# WORKING DATA start

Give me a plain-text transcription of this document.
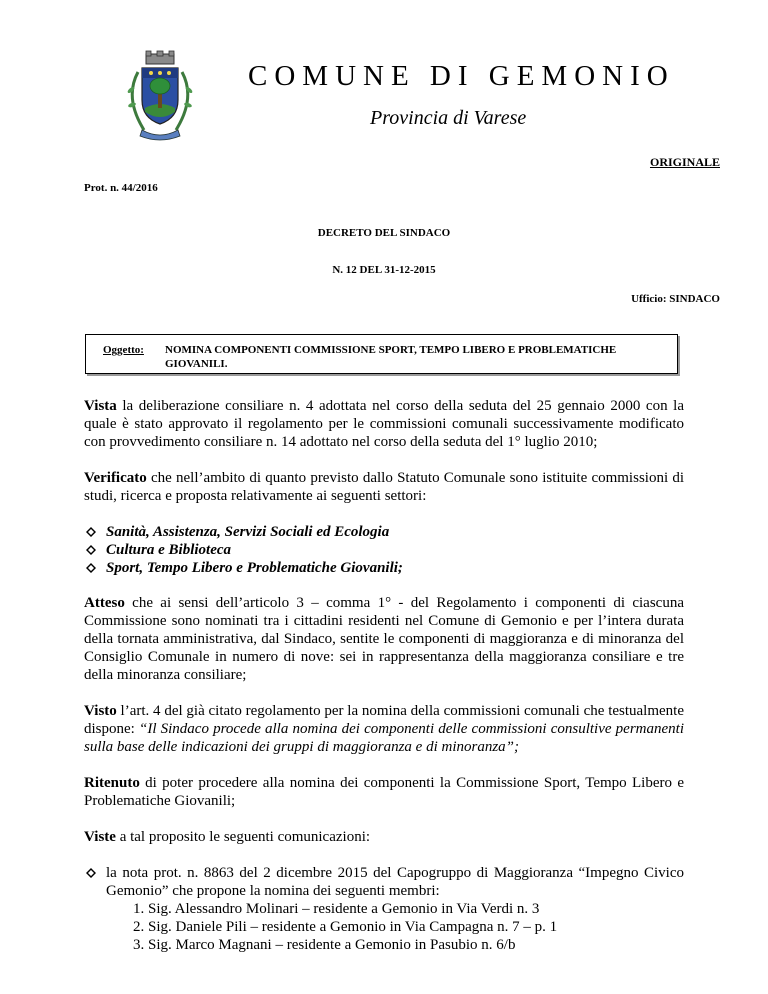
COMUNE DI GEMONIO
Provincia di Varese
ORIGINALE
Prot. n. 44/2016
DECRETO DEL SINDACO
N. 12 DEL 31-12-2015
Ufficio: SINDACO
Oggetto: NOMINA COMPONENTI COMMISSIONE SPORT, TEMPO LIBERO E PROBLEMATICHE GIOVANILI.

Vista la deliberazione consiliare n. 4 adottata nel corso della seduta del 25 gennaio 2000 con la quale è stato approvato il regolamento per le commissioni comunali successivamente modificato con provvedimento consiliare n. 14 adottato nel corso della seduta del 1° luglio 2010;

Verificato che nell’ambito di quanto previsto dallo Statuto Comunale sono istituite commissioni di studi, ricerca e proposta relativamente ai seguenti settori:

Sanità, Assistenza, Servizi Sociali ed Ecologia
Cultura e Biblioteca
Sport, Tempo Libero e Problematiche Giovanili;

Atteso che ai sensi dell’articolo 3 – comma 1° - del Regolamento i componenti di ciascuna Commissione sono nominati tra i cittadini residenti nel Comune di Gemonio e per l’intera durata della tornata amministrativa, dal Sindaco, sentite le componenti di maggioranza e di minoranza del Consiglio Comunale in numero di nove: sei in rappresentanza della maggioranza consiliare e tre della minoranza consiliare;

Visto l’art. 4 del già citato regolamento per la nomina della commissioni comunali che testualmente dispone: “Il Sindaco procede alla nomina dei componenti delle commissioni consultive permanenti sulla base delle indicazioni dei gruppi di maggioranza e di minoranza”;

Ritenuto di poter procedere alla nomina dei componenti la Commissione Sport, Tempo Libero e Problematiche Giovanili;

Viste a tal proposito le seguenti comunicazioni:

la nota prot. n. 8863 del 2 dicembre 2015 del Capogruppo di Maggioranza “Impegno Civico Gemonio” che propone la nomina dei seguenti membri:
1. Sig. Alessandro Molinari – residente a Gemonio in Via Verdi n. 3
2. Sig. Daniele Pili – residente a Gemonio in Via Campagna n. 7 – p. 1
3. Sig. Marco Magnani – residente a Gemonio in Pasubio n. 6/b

# WORKING DATA end
# WORKING DATA start

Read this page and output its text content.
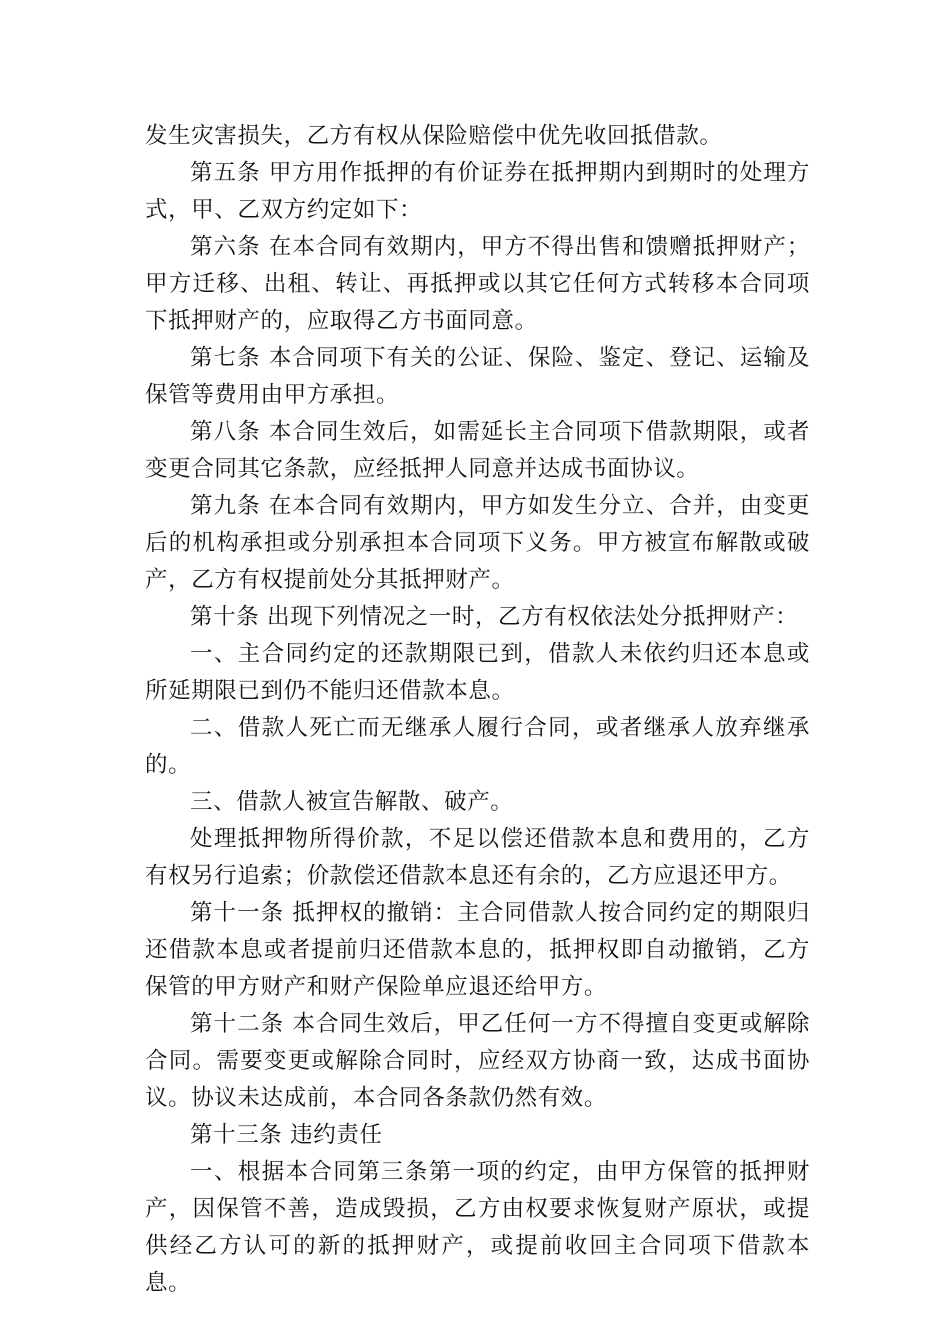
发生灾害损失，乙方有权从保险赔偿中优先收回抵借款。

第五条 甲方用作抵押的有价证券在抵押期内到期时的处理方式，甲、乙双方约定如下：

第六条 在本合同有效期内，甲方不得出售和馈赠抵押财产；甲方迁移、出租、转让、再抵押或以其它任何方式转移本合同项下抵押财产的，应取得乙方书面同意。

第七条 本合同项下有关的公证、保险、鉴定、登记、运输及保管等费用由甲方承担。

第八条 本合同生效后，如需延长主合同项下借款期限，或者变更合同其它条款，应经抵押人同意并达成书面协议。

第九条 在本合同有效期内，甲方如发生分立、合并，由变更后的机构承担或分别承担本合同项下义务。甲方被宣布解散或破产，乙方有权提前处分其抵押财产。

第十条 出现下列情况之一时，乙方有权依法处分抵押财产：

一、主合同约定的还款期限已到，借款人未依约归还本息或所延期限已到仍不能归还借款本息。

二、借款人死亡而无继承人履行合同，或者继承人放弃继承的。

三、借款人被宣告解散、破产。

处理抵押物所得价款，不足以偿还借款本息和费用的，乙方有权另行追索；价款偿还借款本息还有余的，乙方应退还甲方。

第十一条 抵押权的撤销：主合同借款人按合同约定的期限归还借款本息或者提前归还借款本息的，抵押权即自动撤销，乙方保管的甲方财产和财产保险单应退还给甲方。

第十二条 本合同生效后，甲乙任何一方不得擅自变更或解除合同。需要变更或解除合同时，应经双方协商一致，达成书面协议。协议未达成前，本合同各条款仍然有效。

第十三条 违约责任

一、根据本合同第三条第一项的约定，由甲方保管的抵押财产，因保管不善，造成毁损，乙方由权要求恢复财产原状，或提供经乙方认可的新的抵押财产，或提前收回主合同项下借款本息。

# WORKING DATA end

Copy all lines from the material that include "text".

Give me a plain-text transcription of this document.
Read this page and output its text content.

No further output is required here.